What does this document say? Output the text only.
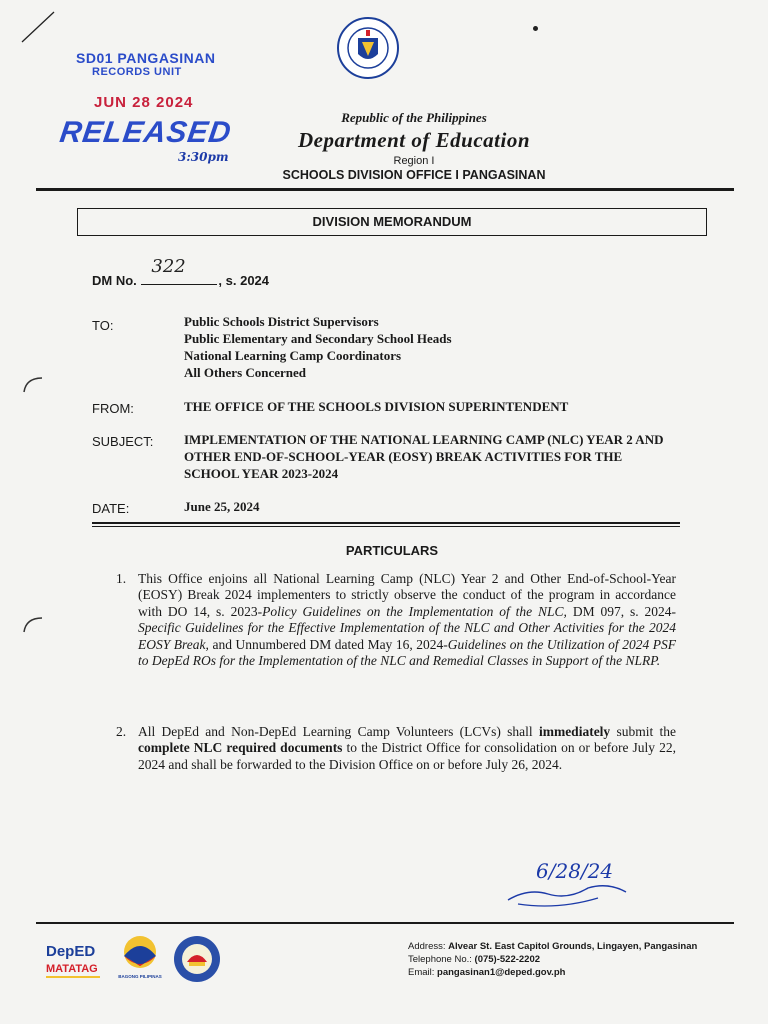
SD01 PANGASINAN
RECORDS UNIT
JUN 28 2024
RELEASED
3:30pm
Republic of the Philippines
Department of Education
Region I
SCHOOLS DIVISION OFFICE I PANGASINAN
DIVISION MEMORANDUM
DM No.
322
, s. 2024
TO:	Public Schools District Supervisors
Public Elementary and Secondary School Heads
National Learning Camp Coordinators
All Others Concerned
FROM:	THE OFFICE OF THE SCHOOLS DIVISION SUPERINTENDENT
SUBJECT: IMPLEMENTATION OF THE NATIONAL LEARNING CAMP (NLC) YEAR 2 AND OTHER END-OF-SCHOOL-YEAR (EOSY) BREAK ACTIVITIES FOR THE SCHOOL YEAR 2023-2024
DATE:	June 25, 2024
PARTICULARS
1. This Office enjoins all National Learning Camp (NLC) Year 2 and Other End-of-School-Year (EOSY) Break 2024 implementers to strictly observe the conduct of the program in accordance with DO 14, s. 2023-Policy Guidelines on the Implementation of the NLC, DM 097, s. 2024-Specific Guidelines for the Effective Implementation of the NLC and Other Activities for the 2024 EOSY Break, and Unnumbered DM dated May 16, 2024-Guidelines on the Utilization of 2024 PSF to DepEd ROs for the Implementation of the NLC and Remedial Classes in Support of the NLRP.
2. All DepEd and Non-DepEd Learning Camp Volunteers (LCVs) shall immediately submit the complete NLC required documents to the District Office for consolidation on or before July 22, 2024 and shall be forwarded to the Division Office on or before July 26, 2024.
6/28/24
DepED
MATATAG
BAGONG PILIPINAS
Address: Alvear St. East Capitol Grounds, Lingayen, Pangasinan
Telephone No.: (075)-522-2202
Email: pangasinan1@deped.gov.ph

****************

Reproduce the records verbatim, omitting all images they contain.

What does this document say? Output the text only.
SD01 PANGASINAN
RECORDS UNIT
JUN 28 2024
RELEASED
3:30pm
Republic of the Philippines
Department of Education
Region I
SCHOOLS DIVISION OFFICE I PANGASINAN
DIVISION MEMORANDUM
DM No.
322
, s. 2024
TO:	Public Schools District Supervisors
Public Elementary and Secondary School Heads
National Learning Camp Coordinators
All Others Concerned
FROM:	THE OFFICE OF THE SCHOOLS DIVISION SUPERINTENDENT
SUBJECT: IMPLEMENTATION OF THE NATIONAL LEARNING CAMP (NLC) YEAR 2 AND OTHER END-OF-SCHOOL-YEAR (EOSY) BREAK ACTIVITIES FOR THE SCHOOL YEAR 2023-2024
DATE:	June 25, 2024
PARTICULARS
1. This Office enjoins all National Learning Camp (NLC) Year 2 and Other End-of-School-Year (EOSY) Break 2024 implementers to strictly observe the conduct of the program in accordance with DO 14, s. 2023-Policy Guidelines on the Implementation of the NLC, DM 097, s. 2024-Specific Guidelines for the Effective Implementation of the NLC and Other Activities for the 2024 EOSY Break, and Unnumbered DM dated May 16, 2024-Guidelines on the Utilization of 2024 PSF to DepEd ROs for the Implementation of the NLC and Remedial Classes in Support of the NLRP.
2. All DepEd and Non-DepEd Learning Camp Volunteers (LCVs) shall immediately submit the complete NLC required documents to the District Office for consolidation on or before July 22, 2024 and shall be forwarded to the Division Office on or before July 26, 2024.
6/28/24
DepED
MATATAG
BAGONG PILIPINAS
Address: Alvear St. East Capitol Grounds, Lingayen, Pangasinan
Telephone No.: (075)-522-2202
Email: pangasinan1@deped.gov.ph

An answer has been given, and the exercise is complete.